→ Aim of the exercise
Check each line of the listing below for the string "Какие", and copy the ones that have it.

==*==

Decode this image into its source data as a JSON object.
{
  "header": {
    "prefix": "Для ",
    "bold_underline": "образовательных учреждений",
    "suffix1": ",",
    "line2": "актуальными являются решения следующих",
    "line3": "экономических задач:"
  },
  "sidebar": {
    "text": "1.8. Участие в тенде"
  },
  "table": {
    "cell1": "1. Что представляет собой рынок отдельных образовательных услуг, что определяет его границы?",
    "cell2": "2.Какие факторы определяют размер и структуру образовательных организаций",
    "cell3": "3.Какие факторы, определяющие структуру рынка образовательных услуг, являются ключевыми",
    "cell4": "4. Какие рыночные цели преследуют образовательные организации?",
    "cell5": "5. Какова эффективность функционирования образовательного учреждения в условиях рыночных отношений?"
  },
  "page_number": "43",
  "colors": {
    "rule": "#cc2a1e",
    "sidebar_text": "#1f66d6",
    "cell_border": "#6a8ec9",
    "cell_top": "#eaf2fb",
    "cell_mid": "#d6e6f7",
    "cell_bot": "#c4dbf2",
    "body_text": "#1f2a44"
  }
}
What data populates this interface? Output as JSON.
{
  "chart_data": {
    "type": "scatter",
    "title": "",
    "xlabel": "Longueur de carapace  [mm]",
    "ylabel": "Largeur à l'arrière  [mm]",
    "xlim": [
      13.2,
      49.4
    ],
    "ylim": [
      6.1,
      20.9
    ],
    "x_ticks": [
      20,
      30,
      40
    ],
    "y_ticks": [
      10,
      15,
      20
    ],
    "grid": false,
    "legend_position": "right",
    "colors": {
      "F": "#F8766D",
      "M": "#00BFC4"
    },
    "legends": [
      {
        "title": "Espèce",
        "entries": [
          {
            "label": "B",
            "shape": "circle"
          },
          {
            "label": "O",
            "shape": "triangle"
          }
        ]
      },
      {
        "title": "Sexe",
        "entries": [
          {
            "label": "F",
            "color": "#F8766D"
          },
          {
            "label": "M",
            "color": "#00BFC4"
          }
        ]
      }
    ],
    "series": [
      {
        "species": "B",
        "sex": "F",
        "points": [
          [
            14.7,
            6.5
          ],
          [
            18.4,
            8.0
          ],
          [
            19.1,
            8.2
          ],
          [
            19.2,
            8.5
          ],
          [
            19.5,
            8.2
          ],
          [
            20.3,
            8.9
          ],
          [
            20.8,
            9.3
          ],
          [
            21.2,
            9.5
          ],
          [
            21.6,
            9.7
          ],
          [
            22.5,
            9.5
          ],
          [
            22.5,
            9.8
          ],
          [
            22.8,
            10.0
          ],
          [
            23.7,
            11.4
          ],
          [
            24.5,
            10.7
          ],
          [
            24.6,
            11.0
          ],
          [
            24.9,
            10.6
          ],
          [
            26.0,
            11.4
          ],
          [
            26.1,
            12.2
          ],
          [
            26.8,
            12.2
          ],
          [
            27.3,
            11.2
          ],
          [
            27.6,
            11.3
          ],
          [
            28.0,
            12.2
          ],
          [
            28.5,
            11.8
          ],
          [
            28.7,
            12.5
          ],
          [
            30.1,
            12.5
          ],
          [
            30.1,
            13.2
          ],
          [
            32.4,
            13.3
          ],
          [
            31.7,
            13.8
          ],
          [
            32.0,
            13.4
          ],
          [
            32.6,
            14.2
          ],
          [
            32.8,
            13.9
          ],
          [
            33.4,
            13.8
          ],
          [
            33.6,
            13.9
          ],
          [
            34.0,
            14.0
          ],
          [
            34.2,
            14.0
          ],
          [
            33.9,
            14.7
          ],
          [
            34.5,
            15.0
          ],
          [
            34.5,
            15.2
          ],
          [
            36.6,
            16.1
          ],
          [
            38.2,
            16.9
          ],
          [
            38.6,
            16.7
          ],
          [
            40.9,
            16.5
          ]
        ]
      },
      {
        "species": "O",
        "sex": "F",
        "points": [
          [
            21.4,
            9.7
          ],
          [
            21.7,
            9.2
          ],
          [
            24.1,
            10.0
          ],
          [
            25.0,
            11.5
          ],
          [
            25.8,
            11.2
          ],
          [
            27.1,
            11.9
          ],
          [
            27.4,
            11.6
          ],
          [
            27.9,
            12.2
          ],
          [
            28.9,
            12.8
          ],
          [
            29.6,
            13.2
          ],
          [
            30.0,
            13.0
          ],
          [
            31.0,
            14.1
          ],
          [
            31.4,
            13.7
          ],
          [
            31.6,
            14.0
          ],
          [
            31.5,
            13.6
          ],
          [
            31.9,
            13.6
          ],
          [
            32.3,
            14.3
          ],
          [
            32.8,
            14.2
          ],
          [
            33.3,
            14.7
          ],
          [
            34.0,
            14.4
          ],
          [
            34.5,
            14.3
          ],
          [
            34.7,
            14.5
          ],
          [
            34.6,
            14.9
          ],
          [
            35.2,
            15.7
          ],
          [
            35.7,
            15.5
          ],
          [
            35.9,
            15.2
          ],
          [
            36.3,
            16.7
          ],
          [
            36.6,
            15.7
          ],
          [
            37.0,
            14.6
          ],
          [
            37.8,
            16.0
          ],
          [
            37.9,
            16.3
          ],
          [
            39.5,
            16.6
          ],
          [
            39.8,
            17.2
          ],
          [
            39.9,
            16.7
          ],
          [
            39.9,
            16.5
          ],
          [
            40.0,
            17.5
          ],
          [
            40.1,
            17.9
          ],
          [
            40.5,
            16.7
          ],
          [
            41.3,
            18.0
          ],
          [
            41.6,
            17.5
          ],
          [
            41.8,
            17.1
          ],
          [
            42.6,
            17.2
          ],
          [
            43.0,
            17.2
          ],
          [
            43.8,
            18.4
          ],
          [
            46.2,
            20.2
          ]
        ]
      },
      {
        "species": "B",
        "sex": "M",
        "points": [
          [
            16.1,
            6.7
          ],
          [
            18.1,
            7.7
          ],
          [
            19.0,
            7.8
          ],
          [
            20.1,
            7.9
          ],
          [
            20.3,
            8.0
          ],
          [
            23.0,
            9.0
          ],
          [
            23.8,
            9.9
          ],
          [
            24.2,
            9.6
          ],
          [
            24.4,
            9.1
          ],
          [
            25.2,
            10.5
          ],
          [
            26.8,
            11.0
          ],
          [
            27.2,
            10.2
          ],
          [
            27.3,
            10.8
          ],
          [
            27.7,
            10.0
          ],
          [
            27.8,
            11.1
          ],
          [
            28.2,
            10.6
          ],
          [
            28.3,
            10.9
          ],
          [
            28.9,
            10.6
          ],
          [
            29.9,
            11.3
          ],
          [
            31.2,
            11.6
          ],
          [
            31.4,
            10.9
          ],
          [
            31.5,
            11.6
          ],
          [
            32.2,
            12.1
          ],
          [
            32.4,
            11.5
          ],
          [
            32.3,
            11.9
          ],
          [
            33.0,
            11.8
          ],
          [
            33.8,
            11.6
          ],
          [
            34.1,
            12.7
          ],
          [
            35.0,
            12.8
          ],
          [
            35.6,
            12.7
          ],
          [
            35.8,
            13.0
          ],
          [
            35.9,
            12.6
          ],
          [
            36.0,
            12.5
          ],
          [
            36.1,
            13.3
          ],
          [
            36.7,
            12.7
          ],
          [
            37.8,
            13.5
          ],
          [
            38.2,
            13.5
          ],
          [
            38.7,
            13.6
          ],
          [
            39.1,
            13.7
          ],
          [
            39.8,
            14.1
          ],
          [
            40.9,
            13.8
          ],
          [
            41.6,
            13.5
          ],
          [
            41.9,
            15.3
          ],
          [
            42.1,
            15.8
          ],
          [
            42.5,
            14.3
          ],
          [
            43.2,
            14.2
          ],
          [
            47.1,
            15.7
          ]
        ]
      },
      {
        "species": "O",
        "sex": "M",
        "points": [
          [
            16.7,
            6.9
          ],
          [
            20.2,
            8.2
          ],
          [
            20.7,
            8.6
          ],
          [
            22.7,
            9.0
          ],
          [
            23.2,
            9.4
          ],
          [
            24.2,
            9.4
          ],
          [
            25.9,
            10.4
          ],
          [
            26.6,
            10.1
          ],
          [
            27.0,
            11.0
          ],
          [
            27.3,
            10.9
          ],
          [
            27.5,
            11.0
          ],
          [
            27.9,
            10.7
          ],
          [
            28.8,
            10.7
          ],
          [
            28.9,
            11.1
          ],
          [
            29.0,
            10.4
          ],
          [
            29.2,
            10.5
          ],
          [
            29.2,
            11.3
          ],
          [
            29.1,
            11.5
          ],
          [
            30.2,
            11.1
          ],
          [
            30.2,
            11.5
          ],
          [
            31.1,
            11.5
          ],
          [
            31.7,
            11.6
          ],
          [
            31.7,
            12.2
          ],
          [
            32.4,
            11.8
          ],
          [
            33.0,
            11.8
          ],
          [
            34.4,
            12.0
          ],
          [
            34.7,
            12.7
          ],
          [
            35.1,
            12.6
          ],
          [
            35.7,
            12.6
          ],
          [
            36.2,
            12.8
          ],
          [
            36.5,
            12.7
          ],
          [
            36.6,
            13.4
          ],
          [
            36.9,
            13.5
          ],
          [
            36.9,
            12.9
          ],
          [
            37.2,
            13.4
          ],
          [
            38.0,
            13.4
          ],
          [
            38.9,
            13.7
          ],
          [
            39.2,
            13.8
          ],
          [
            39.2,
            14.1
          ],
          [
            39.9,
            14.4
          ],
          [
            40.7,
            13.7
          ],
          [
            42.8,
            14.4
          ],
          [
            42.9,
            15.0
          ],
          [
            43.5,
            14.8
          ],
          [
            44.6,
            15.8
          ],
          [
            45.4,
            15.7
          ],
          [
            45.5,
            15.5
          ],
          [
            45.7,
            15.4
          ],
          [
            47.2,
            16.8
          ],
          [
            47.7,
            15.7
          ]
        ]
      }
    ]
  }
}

==*==

→ Result for this task
    "cell2": "2.Какие факторы определяют размер и структуру образовательных организаций",
    "cell3": "3.Какие факторы, определяющие структуру рынка образовательных услуг, являются ключевыми",
    "cell4": "4. Какие рыночные цели преследуют образовательные организации?",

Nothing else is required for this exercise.